> Exercise prompt
Collect the lines of the entries where "Editar" shows up.

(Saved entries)

※

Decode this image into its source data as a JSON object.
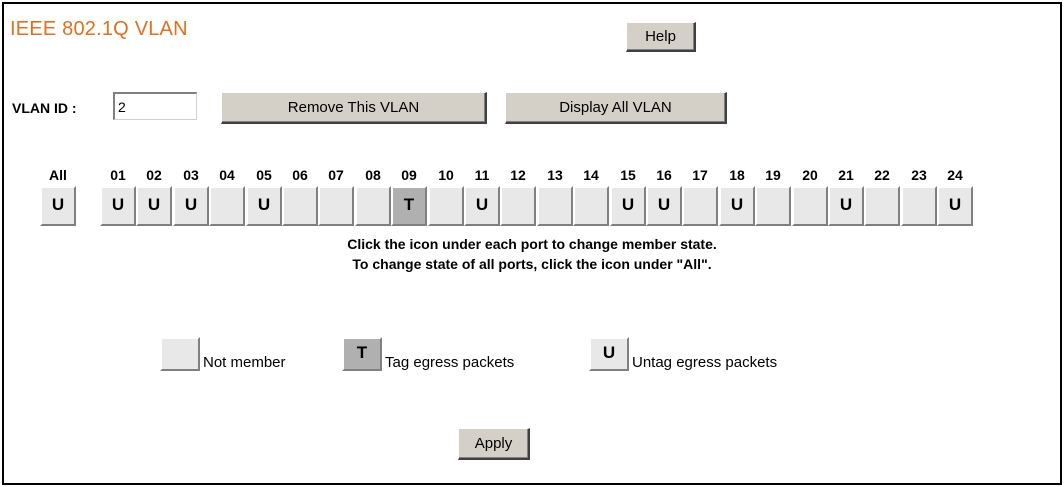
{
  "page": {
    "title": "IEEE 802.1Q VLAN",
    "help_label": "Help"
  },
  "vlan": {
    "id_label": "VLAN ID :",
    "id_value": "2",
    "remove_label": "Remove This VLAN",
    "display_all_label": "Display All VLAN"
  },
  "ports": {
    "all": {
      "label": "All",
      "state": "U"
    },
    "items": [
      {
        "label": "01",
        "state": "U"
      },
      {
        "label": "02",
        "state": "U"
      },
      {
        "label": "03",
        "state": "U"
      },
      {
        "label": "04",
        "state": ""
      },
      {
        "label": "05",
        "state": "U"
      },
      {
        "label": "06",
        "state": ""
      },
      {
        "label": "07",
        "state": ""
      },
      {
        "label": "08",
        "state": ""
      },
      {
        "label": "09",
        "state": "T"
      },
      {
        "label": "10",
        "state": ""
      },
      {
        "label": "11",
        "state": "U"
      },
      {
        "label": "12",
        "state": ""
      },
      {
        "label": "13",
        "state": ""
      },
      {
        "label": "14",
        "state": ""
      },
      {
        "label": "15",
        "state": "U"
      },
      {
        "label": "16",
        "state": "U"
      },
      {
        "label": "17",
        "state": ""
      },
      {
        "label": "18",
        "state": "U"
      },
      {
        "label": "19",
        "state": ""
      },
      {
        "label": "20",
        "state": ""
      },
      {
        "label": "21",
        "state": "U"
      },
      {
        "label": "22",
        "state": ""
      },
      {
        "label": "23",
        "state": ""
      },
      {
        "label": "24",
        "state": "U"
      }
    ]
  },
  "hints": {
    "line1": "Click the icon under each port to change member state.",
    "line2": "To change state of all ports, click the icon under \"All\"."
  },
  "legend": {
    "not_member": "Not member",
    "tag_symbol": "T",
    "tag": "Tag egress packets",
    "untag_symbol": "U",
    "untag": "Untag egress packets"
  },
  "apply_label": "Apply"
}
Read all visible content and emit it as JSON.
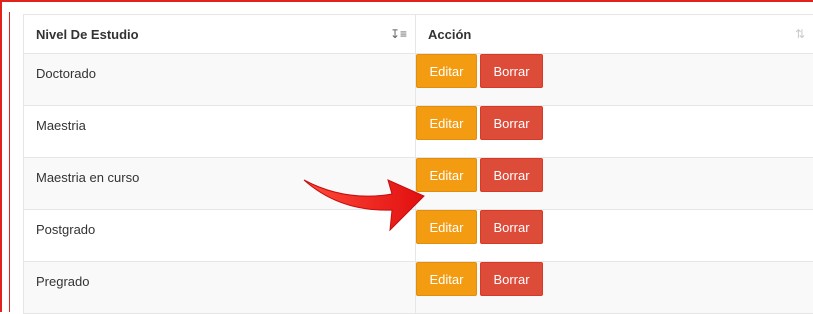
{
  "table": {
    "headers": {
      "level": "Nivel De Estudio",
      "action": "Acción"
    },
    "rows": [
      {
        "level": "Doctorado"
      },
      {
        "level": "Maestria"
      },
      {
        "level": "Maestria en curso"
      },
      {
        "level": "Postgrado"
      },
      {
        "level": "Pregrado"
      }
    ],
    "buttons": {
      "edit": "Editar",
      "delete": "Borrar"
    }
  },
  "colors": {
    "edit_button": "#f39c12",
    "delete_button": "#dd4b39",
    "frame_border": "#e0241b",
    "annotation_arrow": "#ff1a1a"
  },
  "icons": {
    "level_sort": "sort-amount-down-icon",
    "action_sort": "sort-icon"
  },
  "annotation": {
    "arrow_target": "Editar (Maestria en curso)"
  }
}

※

> In response
      "edit": "Editar",
    "arrow_target": "Editar (Maestria en curso)"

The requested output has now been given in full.